■ WORK TO DO: Search the records below for the word "output" and show every line where it occurs.

┌─ TASK INPUT

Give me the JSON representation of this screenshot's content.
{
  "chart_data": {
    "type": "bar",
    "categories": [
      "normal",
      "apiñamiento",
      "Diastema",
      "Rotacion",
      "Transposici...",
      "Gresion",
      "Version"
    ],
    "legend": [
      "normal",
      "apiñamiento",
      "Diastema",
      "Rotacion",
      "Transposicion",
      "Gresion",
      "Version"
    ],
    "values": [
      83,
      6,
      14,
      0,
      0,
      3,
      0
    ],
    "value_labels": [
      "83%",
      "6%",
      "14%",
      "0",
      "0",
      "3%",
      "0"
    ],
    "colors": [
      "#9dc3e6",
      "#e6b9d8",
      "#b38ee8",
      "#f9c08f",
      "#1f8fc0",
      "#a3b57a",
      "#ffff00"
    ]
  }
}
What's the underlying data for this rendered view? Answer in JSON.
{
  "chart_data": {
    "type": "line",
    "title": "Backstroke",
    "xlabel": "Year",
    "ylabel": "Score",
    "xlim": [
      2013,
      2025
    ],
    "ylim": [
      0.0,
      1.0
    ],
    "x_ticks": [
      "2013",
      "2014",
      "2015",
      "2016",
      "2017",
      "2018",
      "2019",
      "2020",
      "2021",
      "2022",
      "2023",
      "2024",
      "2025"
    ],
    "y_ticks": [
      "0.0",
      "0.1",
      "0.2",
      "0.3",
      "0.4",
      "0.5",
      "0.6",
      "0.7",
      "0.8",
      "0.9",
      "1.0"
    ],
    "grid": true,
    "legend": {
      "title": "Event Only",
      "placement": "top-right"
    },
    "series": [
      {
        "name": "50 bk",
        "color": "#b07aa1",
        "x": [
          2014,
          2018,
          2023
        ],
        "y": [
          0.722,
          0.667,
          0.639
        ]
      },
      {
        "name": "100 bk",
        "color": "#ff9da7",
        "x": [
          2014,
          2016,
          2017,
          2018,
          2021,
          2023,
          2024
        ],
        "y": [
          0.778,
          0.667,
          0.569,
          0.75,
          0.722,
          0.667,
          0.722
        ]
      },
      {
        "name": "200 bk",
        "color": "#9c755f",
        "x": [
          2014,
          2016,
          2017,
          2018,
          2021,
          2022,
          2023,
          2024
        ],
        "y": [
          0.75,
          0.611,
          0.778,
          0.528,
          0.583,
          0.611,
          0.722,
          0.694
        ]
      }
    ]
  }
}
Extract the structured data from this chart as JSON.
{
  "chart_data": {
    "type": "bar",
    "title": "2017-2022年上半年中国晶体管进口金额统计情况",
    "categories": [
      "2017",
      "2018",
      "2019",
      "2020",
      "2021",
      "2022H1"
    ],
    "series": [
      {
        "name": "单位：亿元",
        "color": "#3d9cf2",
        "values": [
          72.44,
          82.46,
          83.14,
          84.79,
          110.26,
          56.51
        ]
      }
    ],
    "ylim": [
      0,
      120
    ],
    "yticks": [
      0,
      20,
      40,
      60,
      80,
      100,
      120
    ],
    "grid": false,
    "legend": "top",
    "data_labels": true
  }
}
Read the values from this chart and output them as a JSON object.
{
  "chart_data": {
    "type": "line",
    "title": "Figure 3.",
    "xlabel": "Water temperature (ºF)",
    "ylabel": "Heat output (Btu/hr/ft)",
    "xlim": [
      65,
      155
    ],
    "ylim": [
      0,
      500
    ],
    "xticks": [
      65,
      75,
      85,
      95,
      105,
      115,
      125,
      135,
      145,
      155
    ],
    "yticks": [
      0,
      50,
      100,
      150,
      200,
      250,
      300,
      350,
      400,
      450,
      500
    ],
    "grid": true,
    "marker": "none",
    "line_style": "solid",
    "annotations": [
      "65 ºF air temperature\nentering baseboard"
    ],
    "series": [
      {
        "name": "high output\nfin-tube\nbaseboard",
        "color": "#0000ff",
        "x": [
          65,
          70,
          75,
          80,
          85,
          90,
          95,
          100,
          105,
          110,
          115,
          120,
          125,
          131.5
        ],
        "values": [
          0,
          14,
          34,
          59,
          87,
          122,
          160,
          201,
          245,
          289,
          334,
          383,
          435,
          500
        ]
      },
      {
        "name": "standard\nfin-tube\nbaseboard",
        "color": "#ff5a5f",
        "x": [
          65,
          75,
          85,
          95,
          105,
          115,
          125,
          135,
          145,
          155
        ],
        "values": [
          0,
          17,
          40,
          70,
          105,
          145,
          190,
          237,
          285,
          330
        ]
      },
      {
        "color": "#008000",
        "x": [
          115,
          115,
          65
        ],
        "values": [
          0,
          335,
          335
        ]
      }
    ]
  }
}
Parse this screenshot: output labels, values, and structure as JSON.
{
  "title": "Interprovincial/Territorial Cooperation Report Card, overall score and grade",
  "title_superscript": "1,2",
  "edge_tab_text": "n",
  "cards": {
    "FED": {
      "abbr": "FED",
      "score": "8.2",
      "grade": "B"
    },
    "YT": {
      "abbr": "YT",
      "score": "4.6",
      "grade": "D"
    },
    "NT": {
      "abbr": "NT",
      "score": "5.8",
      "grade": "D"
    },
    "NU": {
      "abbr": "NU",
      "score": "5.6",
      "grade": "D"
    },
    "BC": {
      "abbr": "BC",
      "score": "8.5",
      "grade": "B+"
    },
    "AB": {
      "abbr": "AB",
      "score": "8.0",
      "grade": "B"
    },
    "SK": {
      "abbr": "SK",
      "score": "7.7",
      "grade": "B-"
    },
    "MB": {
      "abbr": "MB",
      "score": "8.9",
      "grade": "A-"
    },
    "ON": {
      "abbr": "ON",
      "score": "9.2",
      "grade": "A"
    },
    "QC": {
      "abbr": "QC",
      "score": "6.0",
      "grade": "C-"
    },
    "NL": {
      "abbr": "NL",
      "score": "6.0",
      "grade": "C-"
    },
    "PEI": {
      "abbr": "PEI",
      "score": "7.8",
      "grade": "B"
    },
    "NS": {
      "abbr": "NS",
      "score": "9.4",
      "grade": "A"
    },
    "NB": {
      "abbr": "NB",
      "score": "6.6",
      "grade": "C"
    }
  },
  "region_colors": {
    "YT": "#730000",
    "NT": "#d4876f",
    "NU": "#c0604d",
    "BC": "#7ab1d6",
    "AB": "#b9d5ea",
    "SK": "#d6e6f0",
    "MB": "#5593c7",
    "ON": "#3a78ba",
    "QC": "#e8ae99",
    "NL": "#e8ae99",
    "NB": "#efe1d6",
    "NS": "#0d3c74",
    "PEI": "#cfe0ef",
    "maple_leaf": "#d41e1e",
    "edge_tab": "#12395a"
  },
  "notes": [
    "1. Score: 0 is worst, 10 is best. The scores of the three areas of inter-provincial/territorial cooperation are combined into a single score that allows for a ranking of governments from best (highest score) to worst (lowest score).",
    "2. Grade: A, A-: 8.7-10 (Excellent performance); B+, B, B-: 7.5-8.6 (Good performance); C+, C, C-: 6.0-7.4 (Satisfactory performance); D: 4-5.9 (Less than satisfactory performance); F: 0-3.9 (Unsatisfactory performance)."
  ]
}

└─

■ WRITTEN ANSWER:
Read the values from this chart and output them as a JSON object.
    "ylabel": "Heat output (Btu/hr/ft)",
        "name": "high output\nfin-tube\nbaseboard",
Parse this screenshot: output labels, values, and structure as JSON.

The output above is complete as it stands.